STATED EXERCISE: Print the listing in its entirety and exactly, leaving out images.

(Items from a dataset)
# # # # #

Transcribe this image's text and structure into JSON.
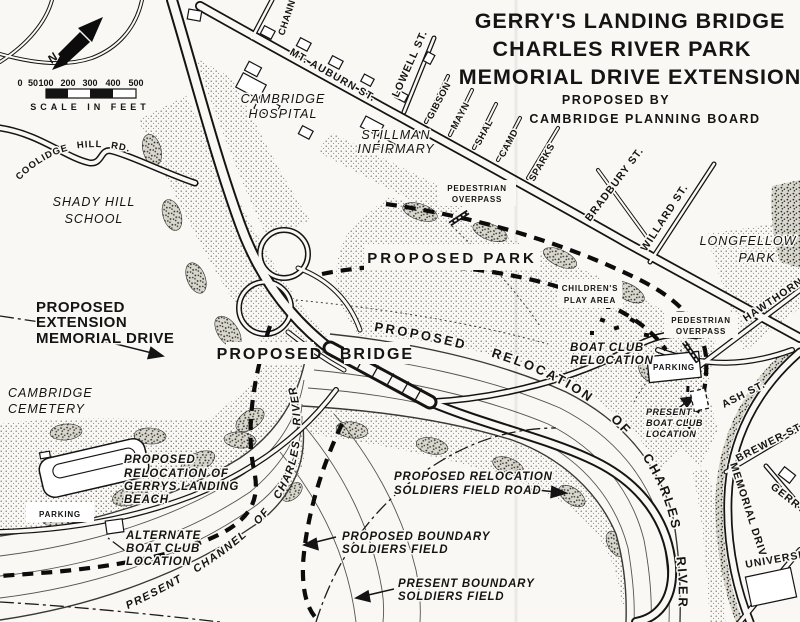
{
  "colors": {
    "paper": "#f9f8f4",
    "ink": "#141414"
  },
  "title": {
    "line1": "GERRY'S LANDING BRIDGE",
    "line2": "CHARLES RIVER PARK",
    "line3": "MEMORIAL DRIVE EXTENSION",
    "sub1": "PROPOSED BY",
    "sub2": "CAMBRIDGE PLANNING BOARD"
  },
  "scale": {
    "ticks": [
      "0",
      "50",
      "100",
      "200",
      "300",
      "400",
      "500"
    ],
    "caption": "SCALE IN FEET"
  },
  "north": {
    "label": "N"
  },
  "streets": {
    "channing_partial": "CHANN",
    "mt_auburn": "MT. AUBURN ST.",
    "lowell": "LOWELL ST.",
    "gibson": "GIBSON",
    "maynard_partial": "MAYN",
    "shaler_partial": "SHAL",
    "camden_partial": "CAMD",
    "sparks": "SPARKS",
    "bradbury": "BRADBURY ST.",
    "willard": "WILLARD ST.",
    "hawthorn": "HAWTHORN",
    "ash": "ASH ST.",
    "brewer": "BREWER ST.",
    "memorial_drive": "MEMORIAL DRIVE",
    "gerry": "GERRY",
    "university_partial": "UNIVERSIT",
    "coolidge_hill": "COOLIDGE HILL RD."
  },
  "places": {
    "cambridge_hospital": [
      "CAMBRIDGE",
      "HOSPITAL"
    ],
    "stillman_infirmary": [
      "STILLMAN",
      "INFIRMARY"
    ],
    "shady_hill_school": [
      "SHADY HILL",
      "SCHOOL"
    ],
    "longfellow_park": [
      "LONGFELLOW",
      "PARK"
    ],
    "cambridge_cemetery": [
      "CAMBRIDGE",
      "CEMETERY"
    ]
  },
  "annotations": {
    "pedestrian_overpass": [
      "PEDESTRIAN",
      "OVERPASS"
    ],
    "proposed_park": "PROPOSED PARK",
    "childrens_play_area": [
      "CHILDREN'S",
      "PLAY AREA"
    ],
    "boat_club_relocation": [
      "BOAT CLUB",
      "RELOCATION"
    ],
    "proposed_bridge": [
      "PROPOSED",
      "BRIDGE"
    ],
    "proposed_extension": [
      "PROPOSED",
      "EXTENSION",
      "MEMORIAL DRIVE"
    ],
    "gerrys_landing_beach": [
      "PROPOSED",
      "RELOCATION OF",
      "GERRYS LANDING",
      "BEACH"
    ],
    "parking": "PARKING",
    "alternate_boat_club": [
      "ALTERNATE",
      "BOAT CLUB",
      "LOCATION"
    ],
    "present_boat_club": [
      "PRESENT",
      "BOAT CLUB",
      "LOCATION"
    ],
    "soldiers_field_road_relocation": [
      "PROPOSED RELOCATION",
      "SOLDIERS FIELD ROAD"
    ],
    "proposed_boundary_soldiers_field": [
      "PROPOSED BOUNDARY",
      "SOLDIERS FIELD"
    ],
    "present_boundary_soldiers_field": [
      "PRESENT BOUNDARY",
      "SOLDIERS FIELD"
    ],
    "relocated_river": "PROPOSED RELOCATION OF CHARLES RIVER",
    "present_channel": "PRESENT CHANNEL OF CHARLES RIVER"
  }
}
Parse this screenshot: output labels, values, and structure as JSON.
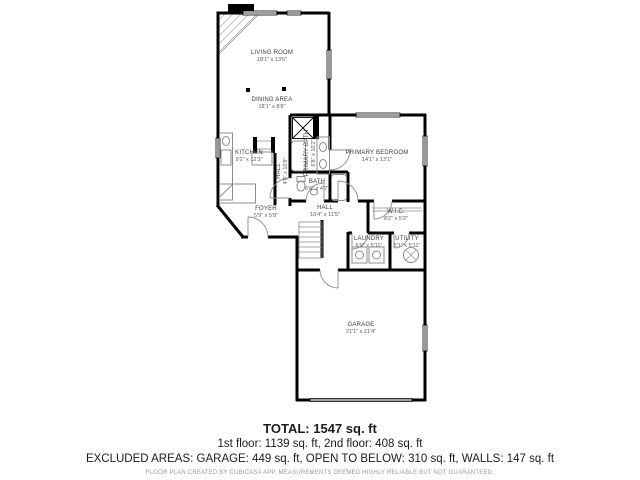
{
  "colors": {
    "walls": "#000000",
    "fixtures": "#8c8c8c",
    "label_text": "#3d3d3d",
    "disclaimer_text": "#9b9b9b"
  },
  "rooms": {
    "living_room": {
      "name": "LIVING ROOM",
      "dims": "18'1\" x 13'6\""
    },
    "dining_area": {
      "name": "DINING AREA",
      "dims": "18'1\" x 8'8\""
    },
    "kitchen": {
      "name": "KITCHEN",
      "dims": "9'2\" x 12'3\""
    },
    "foyer": {
      "name": "FOYER",
      "dims": "5'9\" x 5'9\""
    },
    "hall_small": {
      "name": "HALL",
      "dims": "4'0\" x 10'9\""
    },
    "primary_bath": {
      "name": "PRIMARY BATH",
      "dims": "6'8\" x 10'2\""
    },
    "primary_bedroom": {
      "name": "PRIMARY BEDROOM",
      "dims": "14'1\" x 13'1\""
    },
    "bath": {
      "name": "BATH",
      "dims": "6'6\" x 4'7\""
    },
    "hall": {
      "name": "HALL",
      "dims": "10'4\" x 11'5\""
    },
    "wic": {
      "name": "W.I.C.",
      "dims": "8'2\" x 5'2\""
    },
    "laundry": {
      "name": "LAUNDRY",
      "dims": "6'0\" x 5'11\""
    },
    "utility": {
      "name": "UTILITY",
      "dims": "5'1\" x 5'11\""
    },
    "garage": {
      "name": "GARAGE",
      "dims": "21'1\" x 21'4\""
    }
  },
  "summary": {
    "total": "TOTAL: 1547 sq. ft",
    "floors": "1st floor: 1139 sq. ft, 2nd floor: 408 sq. ft",
    "excluded": "EXCLUDED AREAS: GARAGE: 449 sq. ft, OPEN TO BELOW: 310 sq. ft, WALLS: 147 sq. ft",
    "disclaimer": "FLOOR PLAN CREATED BY CUBICASA APP. MEASUREMENTS DEEMED HIGHLY RELIABLE BUT NOT GUARANTEED."
  }
}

# # # # #

WRITTEN ANSWER:
Transcribe this image's text and structure into JSON.
{
  "colors": {
    "paper": "#f9f8f4",
    "ink": "#141414"
  },
  "title": {
    "line1": "GERRY'S LANDING BRIDGE",
    "line2": "CHARLES RIVER PARK",
    "line3": "MEMORIAL DRIVE EXTENSION",
    "sub1": "PROPOSED BY",
    "sub2": "CAMBRIDGE PLANNING BOARD"
  },
  "scale": {
    "ticks": [
      "0",
      "50",
      "100",
      "200",
      "300",
      "400",
      "500"
    ],
    "caption": "SCALE IN FEET"
  },
  "north": {
    "label": "N"
  },
  "streets": {
    "channing_partial": "CHANN",
    "mt_auburn": "MT. AUBURN ST.",
    "lowell": "LOWELL ST.",
    "gibson": "GIBSON",
    "maynard_partial": "MAYN",
    "shaler_partial": "SHAL",
    "camden_partial": "CAMD",
    "sparks": "SPARKS",
    "bradbury": "BRADBURY ST.",
    "willard": "WILLARD ST.",
    "hawthorn": "HAWTHORN",
    "ash": "ASH ST.",
    "brewer": "BREWER ST.",
    "memorial_drive": "MEMORIAL DRIVE",
    "gerry": "GERRY",
    "university_partial": "UNIVERSIT",
    "coolidge_hill": "COOLIDGE HILL RD."
  },
  "places": {
    "cambridge_hospital": [
      "CAMBRIDGE",
      "HOSPITAL"
    ],
    "stillman_infirmary": [
      "STILLMAN",
      "INFIRMARY"
    ],
    "shady_hill_school": [
      "SHADY HILL",
      "SCHOOL"
    ],
    "longfellow_park": [
      "LONGFELLOW",
      "PARK"
    ],
    "cambridge_cemetery": [
      "CAMBRIDGE",
      "CEMETERY"
    ]
  },
  "annotations": {
    "pedestrian_overpass": [
      "PEDESTRIAN",
      "OVERPASS"
    ],
    "proposed_park": "PROPOSED PARK",
    "childrens_play_area": [
      "CHILDREN'S",
      "PLAY AREA"
    ],
    "boat_club_relocation": [
      "BOAT CLUB",
      "RELOCATION"
    ],
    "proposed_bridge": [
      "PROPOSED",
      "BRIDGE"
    ],
    "proposed_extension": [
      "PROPOSED",
      "EXTENSION",
      "MEMORIAL DRIVE"
    ],
    "gerrys_landing_beach": [
      "PROPOSED",
      "RELOCATION OF",
      "GERRYS LANDING",
      "BEACH"
    ],
    "parking": "PARKING",
    "alternate_boat_club": [
      "ALTERNATE",
      "BOAT CLUB",
      "LOCATION"
    ],
    "present_boat_club": [
      "PRESENT",
      "BOAT CLUB",
      "LOCATION"
    ],
    "soldiers_field_road_relocation": [
      "PROPOSED RELOCATION",
      "SOLDIERS FIELD ROAD"
    ],
    "proposed_boundary_soldiers_field": [
      "PROPOSED BOUNDARY",
      "SOLDIERS FIELD"
    ],
    "present_boundary_soldiers_field": [
      "PRESENT BOUNDARY",
      "SOLDIERS FIELD"
    ],
    "relocated_river": "PROPOSED RELOCATION OF CHARLES RIVER",
    "present_channel": "PRESENT CHANNEL OF CHARLES RIVER"
  }
}
Parse this screenshot: output labels, values, and structure as JSON.
{
  "colors": {
    "walls": "#000000",
    "fixtures": "#8c8c8c",
    "label_text": "#3d3d3d",
    "disclaimer_text": "#9b9b9b"
  },
  "rooms": {
    "living_room": {
      "name": "LIVING ROOM",
      "dims": "18'1\" x 13'6\""
    },
    "dining_area": {
      "name": "DINING AREA",
      "dims": "18'1\" x 8'8\""
    },
    "kitchen": {
      "name": "KITCHEN",
      "dims": "9'2\" x 12'3\""
    },
    "foyer": {
      "name": "FOYER",
      "dims": "5'9\" x 5'9\""
    },
    "hall_small": {
      "name": "HALL",
      "dims": "4'0\" x 10'9\""
    },
    "primary_bath": {
      "name": "PRIMARY BATH",
      "dims": "6'8\" x 10'2\""
    },
    "primary_bedroom": {
      "name": "PRIMARY BEDROOM",
      "dims": "14'1\" x 13'1\""
    },
    "bath": {
      "name": "BATH",
      "dims": "6'6\" x 4'7\""
    },
    "hall": {
      "name": "HALL",
      "dims": "10'4\" x 11'5\""
    },
    "wic": {
      "name": "W.I.C.",
      "dims": "8'2\" x 5'2\""
    },
    "laundry": {
      "name": "LAUNDRY",
      "dims": "6'0\" x 5'11\""
    },
    "utility": {
      "name": "UTILITY",
      "dims": "5'1\" x 5'11\""
    },
    "garage": {
      "name": "GARAGE",
      "dims": "21'1\" x 21'4\""
    }
  },
  "summary": {
    "total": "TOTAL: 1547 sq. ft",
    "floors": "1st floor: 1139 sq. ft, 2nd floor: 408 sq. ft",
    "excluded": "EXCLUDED AREAS: GARAGE: 449 sq. ft, OPEN TO BELOW: 310 sq. ft, WALLS: 147 sq. ft",
    "disclaimer": "FLOOR PLAN CREATED BY CUBICASA APP. MEASUREMENTS DEEMED HIGHLY RELIABLE BUT NOT GUARANTEED."
  }
}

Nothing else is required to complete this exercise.